### Provided information
---

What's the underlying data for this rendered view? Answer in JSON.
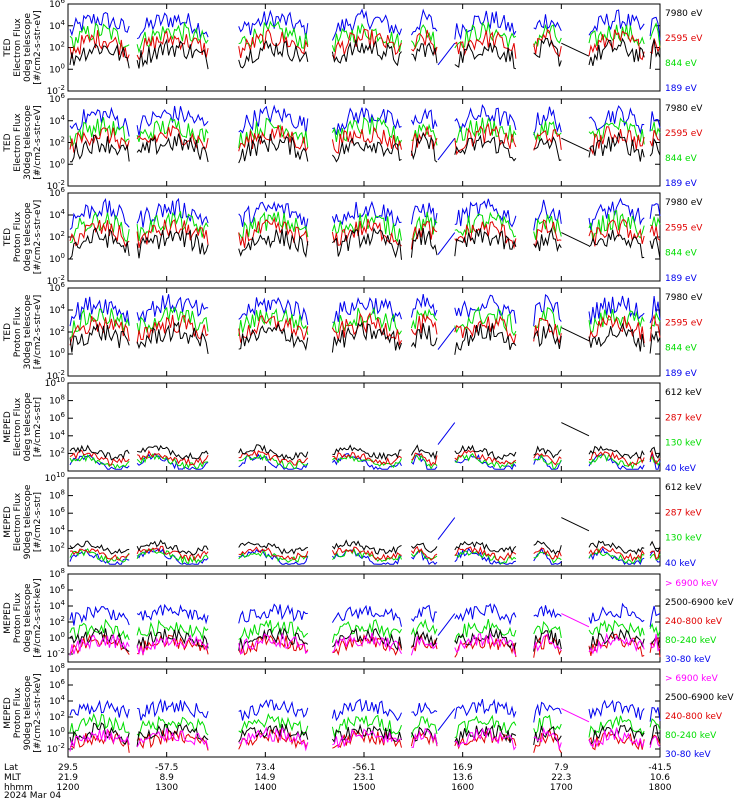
{
  "colors": {
    "black": "#000000",
    "red": "#e00000",
    "green": "#00dd00",
    "blue": "#0000ee",
    "magenta": "#ff00ff"
  },
  "chart_data": {
    "type": "line",
    "title": "",
    "x_range": [
      "1200",
      "1800"
    ],
    "x_axis": {
      "rows": [
        {
          "label": "Lat",
          "values": [
            "29.5",
            "-57.5",
            "73.4",
            "-56.1",
            "16.9",
            "7.9",
            "-41.5"
          ]
        },
        {
          "label": "MLT",
          "values": [
            "21.9",
            "8.9",
            "14.9",
            "23.1",
            "13.6",
            "22.3",
            "10.6"
          ]
        },
        {
          "label": "hhmm",
          "values": [
            "1200",
            "1300",
            "1400",
            "1500",
            "1600",
            "1700",
            "1800"
          ]
        }
      ],
      "date": "2024 Mar 04"
    },
    "panels": [
      {
        "ylabel": [
          "TED",
          "Electron Flux",
          "0deg telescope",
          "[#/cm2-s-str-eV]"
        ],
        "log_scale": true,
        "ylim_exp": [
          -2,
          6
        ],
        "tick_exps": [
          -2,
          0,
          2,
          4,
          6
        ],
        "legend": [
          {
            "name": "7980 eV",
            "color": "#000000"
          },
          {
            "name": "2595 eV",
            "color": "#e00000"
          },
          {
            "name": "844 eV",
            "color": "#00dd00"
          },
          {
            "name": "189 eV",
            "color": "#0000ee"
          }
        ]
      },
      {
        "ylabel": [
          "TED",
          "Electron Flux",
          "30deg telescope",
          "[#/cm2-s-str-eV]"
        ],
        "log_scale": true,
        "ylim_exp": [
          -2,
          6
        ],
        "tick_exps": [
          -2,
          0,
          2,
          4,
          6
        ],
        "legend": [
          {
            "name": "7980 eV",
            "color": "#000000"
          },
          {
            "name": "2595 eV",
            "color": "#e00000"
          },
          {
            "name": "844 eV",
            "color": "#00dd00"
          },
          {
            "name": "189 eV",
            "color": "#0000ee"
          }
        ]
      },
      {
        "ylabel": [
          "TED",
          "Proton Flux",
          "0deg telescope",
          "[#/cm2-s-str-eV]"
        ],
        "log_scale": true,
        "ylim_exp": [
          -2,
          6
        ],
        "tick_exps": [
          -2,
          0,
          2,
          4,
          6
        ],
        "legend": [
          {
            "name": "7980 eV",
            "color": "#000000"
          },
          {
            "name": "2595 eV",
            "color": "#e00000"
          },
          {
            "name": "844 eV",
            "color": "#00dd00"
          },
          {
            "name": "189 eV",
            "color": "#0000ee"
          }
        ]
      },
      {
        "ylabel": [
          "TED",
          "Proton Flux",
          "30deg telescope",
          "[#/cm2-s-str-eV]"
        ],
        "log_scale": true,
        "ylim_exp": [
          -2,
          6
        ],
        "tick_exps": [
          -2,
          0,
          2,
          4,
          6
        ],
        "legend": [
          {
            "name": "7980 eV",
            "color": "#000000"
          },
          {
            "name": "2595 eV",
            "color": "#e00000"
          },
          {
            "name": "844 eV",
            "color": "#00dd00"
          },
          {
            "name": "189 eV",
            "color": "#0000ee"
          }
        ]
      },
      {
        "ylabel": [
          "MEPED",
          "Electron Flux",
          "0deg telescope",
          "[#/cm2-s-str]"
        ],
        "log_scale": true,
        "ylim_exp": [
          0,
          10
        ],
        "tick_exps": [
          2,
          4,
          6,
          8,
          10
        ],
        "legend": [
          {
            "name": "612 keV",
            "color": "#000000"
          },
          {
            "name": "287 keV",
            "color": "#e00000"
          },
          {
            "name": "130 keV",
            "color": "#00dd00"
          },
          {
            "name": "40 keV",
            "color": "#0000ee"
          }
        ]
      },
      {
        "ylabel": [
          "MEPED",
          "Electron Flux",
          "90deg telescope",
          "[#/cm2-s-str]"
        ],
        "log_scale": true,
        "ylim_exp": [
          0,
          10
        ],
        "tick_exps": [
          2,
          4,
          6,
          8,
          10
        ],
        "legend": [
          {
            "name": "612 keV",
            "color": "#000000"
          },
          {
            "name": "287 keV",
            "color": "#e00000"
          },
          {
            "name": "130 keV",
            "color": "#00dd00"
          },
          {
            "name": "40 keV",
            "color": "#0000ee"
          }
        ]
      },
      {
        "ylabel": [
          "MEPED",
          "Proton Flux",
          "0deg telescope",
          "[#/cm2-s-str-keV]"
        ],
        "log_scale": true,
        "ylim_exp": [
          -3,
          8
        ],
        "tick_exps": [
          -2,
          0,
          2,
          4,
          6,
          8
        ],
        "legend": [
          {
            "name": "> 6900 keV",
            "color": "#ff00ff"
          },
          {
            "name": "2500-6900 keV",
            "color": "#000000"
          },
          {
            "name": "240-800 keV",
            "color": "#e00000"
          },
          {
            "name": "80-240 keV",
            "color": "#00dd00"
          },
          {
            "name": "30-80 keV",
            "color": "#0000ee"
          }
        ]
      },
      {
        "ylabel": [
          "MEPED",
          "Proton Flux",
          "90deg telescope",
          "[#/cm2-s-str-keV]"
        ],
        "log_scale": true,
        "ylim_exp": [
          -3,
          8
        ],
        "tick_exps": [
          -2,
          0,
          2,
          4,
          6,
          8
        ],
        "legend": [
          {
            "name": "> 6900 keV",
            "color": "#ff00ff"
          },
          {
            "name": "2500-6900 keV",
            "color": "#000000"
          },
          {
            "name": "240-800 keV",
            "color": "#e00000"
          },
          {
            "name": "80-240 keV",
            "color": "#00dd00"
          },
          {
            "name": "30-80 keV",
            "color": "#0000ee"
          }
        ]
      }
    ]
  }
}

---

### Prompt
Give the data above again in full and unchanged, skipping the pictures.

### Answer to this problem
What's the underlying data for this rendered view? Answer in JSON.
{
  "colors": {
    "black": "#000000",
    "red": "#e00000",
    "green": "#00dd00",
    "blue": "#0000ee",
    "magenta": "#ff00ff"
  },
  "chart_data": {
    "type": "line",
    "title": "",
    "x_range": [
      "1200",
      "1800"
    ],
    "x_axis": {
      "rows": [
        {
          "label": "Lat",
          "values": [
            "29.5",
            "-57.5",
            "73.4",
            "-56.1",
            "16.9",
            "7.9",
            "-41.5"
          ]
        },
        {
          "label": "MLT",
          "values": [
            "21.9",
            "8.9",
            "14.9",
            "23.1",
            "13.6",
            "22.3",
            "10.6"
          ]
        },
        {
          "label": "hhmm",
          "values": [
            "1200",
            "1300",
            "1400",
            "1500",
            "1600",
            "1700",
            "1800"
          ]
        }
      ],
      "date": "2024 Mar 04"
    },
    "panels": [
      {
        "ylabel": [
          "TED",
          "Electron Flux",
          "0deg telescope",
          "[#/cm2-s-str-eV]"
        ],
        "log_scale": true,
        "ylim_exp": [
          -2,
          6
        ],
        "tick_exps": [
          -2,
          0,
          2,
          4,
          6
        ],
        "legend": [
          {
            "name": "7980 eV",
            "color": "#000000"
          },
          {
            "name": "2595 eV",
            "color": "#e00000"
          },
          {
            "name": "844 eV",
            "color": "#00dd00"
          },
          {
            "name": "189 eV",
            "color": "#0000ee"
          }
        ]
      },
      {
        "ylabel": [
          "TED",
          "Electron Flux",
          "30deg telescope",
          "[#/cm2-s-str-eV]"
        ],
        "log_scale": true,
        "ylim_exp": [
          -2,
          6
        ],
        "tick_exps": [
          -2,
          0,
          2,
          4,
          6
        ],
        "legend": [
          {
            "name": "7980 eV",
            "color": "#000000"
          },
          {
            "name": "2595 eV",
            "color": "#e00000"
          },
          {
            "name": "844 eV",
            "color": "#00dd00"
          },
          {
            "name": "189 eV",
            "color": "#0000ee"
          }
        ]
      },
      {
        "ylabel": [
          "TED",
          "Proton Flux",
          "0deg telescope",
          "[#/cm2-s-str-eV]"
        ],
        "log_scale": true,
        "ylim_exp": [
          -2,
          6
        ],
        "tick_exps": [
          -2,
          0,
          2,
          4,
          6
        ],
        "legend": [
          {
            "name": "7980 eV",
            "color": "#000000"
          },
          {
            "name": "2595 eV",
            "color": "#e00000"
          },
          {
            "name": "844 eV",
            "color": "#00dd00"
          },
          {
            "name": "189 eV",
            "color": "#0000ee"
          }
        ]
      },
      {
        "ylabel": [
          "TED",
          "Proton Flux",
          "30deg telescope",
          "[#/cm2-s-str-eV]"
        ],
        "log_scale": true,
        "ylim_exp": [
          -2,
          6
        ],
        "tick_exps": [
          -2,
          0,
          2,
          4,
          6
        ],
        "legend": [
          {
            "name": "7980 eV",
            "color": "#000000"
          },
          {
            "name": "2595 eV",
            "color": "#e00000"
          },
          {
            "name": "844 eV",
            "color": "#00dd00"
          },
          {
            "name": "189 eV",
            "color": "#0000ee"
          }
        ]
      },
      {
        "ylabel": [
          "MEPED",
          "Electron Flux",
          "0deg telescope",
          "[#/cm2-s-str]"
        ],
        "log_scale": true,
        "ylim_exp": [
          0,
          10
        ],
        "tick_exps": [
          2,
          4,
          6,
          8,
          10
        ],
        "legend": [
          {
            "name": "612 keV",
            "color": "#000000"
          },
          {
            "name": "287 keV",
            "color": "#e00000"
          },
          {
            "name": "130 keV",
            "color": "#00dd00"
          },
          {
            "name": "40 keV",
            "color": "#0000ee"
          }
        ]
      },
      {
        "ylabel": [
          "MEPED",
          "Electron Flux",
          "90deg telescope",
          "[#/cm2-s-str]"
        ],
        "log_scale": true,
        "ylim_exp": [
          0,
          10
        ],
        "tick_exps": [
          2,
          4,
          6,
          8,
          10
        ],
        "legend": [
          {
            "name": "612 keV",
            "color": "#000000"
          },
          {
            "name": "287 keV",
            "color": "#e00000"
          },
          {
            "name": "130 keV",
            "color": "#00dd00"
          },
          {
            "name": "40 keV",
            "color": "#0000ee"
          }
        ]
      },
      {
        "ylabel": [
          "MEPED",
          "Proton Flux",
          "0deg telescope",
          "[#/cm2-s-str-keV]"
        ],
        "log_scale": true,
        "ylim_exp": [
          -3,
          8
        ],
        "tick_exps": [
          -2,
          0,
          2,
          4,
          6,
          8
        ],
        "legend": [
          {
            "name": "> 6900 keV",
            "color": "#ff00ff"
          },
          {
            "name": "2500-6900 keV",
            "color": "#000000"
          },
          {
            "name": "240-800 keV",
            "color": "#e00000"
          },
          {
            "name": "80-240 keV",
            "color": "#00dd00"
          },
          {
            "name": "30-80 keV",
            "color": "#0000ee"
          }
        ]
      },
      {
        "ylabel": [
          "MEPED",
          "Proton Flux",
          "90deg telescope",
          "[#/cm2-s-str-keV]"
        ],
        "log_scale": true,
        "ylim_exp": [
          -3,
          8
        ],
        "tick_exps": [
          -2,
          0,
          2,
          4,
          6,
          8
        ],
        "legend": [
          {
            "name": "> 6900 keV",
            "color": "#ff00ff"
          },
          {
            "name": "2500-6900 keV",
            "color": "#000000"
          },
          {
            "name": "240-800 keV",
            "color": "#e00000"
          },
          {
            "name": "80-240 keV",
            "color": "#00dd00"
          },
          {
            "name": "30-80 keV",
            "color": "#0000ee"
          }
        ]
      }
    ]
  }
}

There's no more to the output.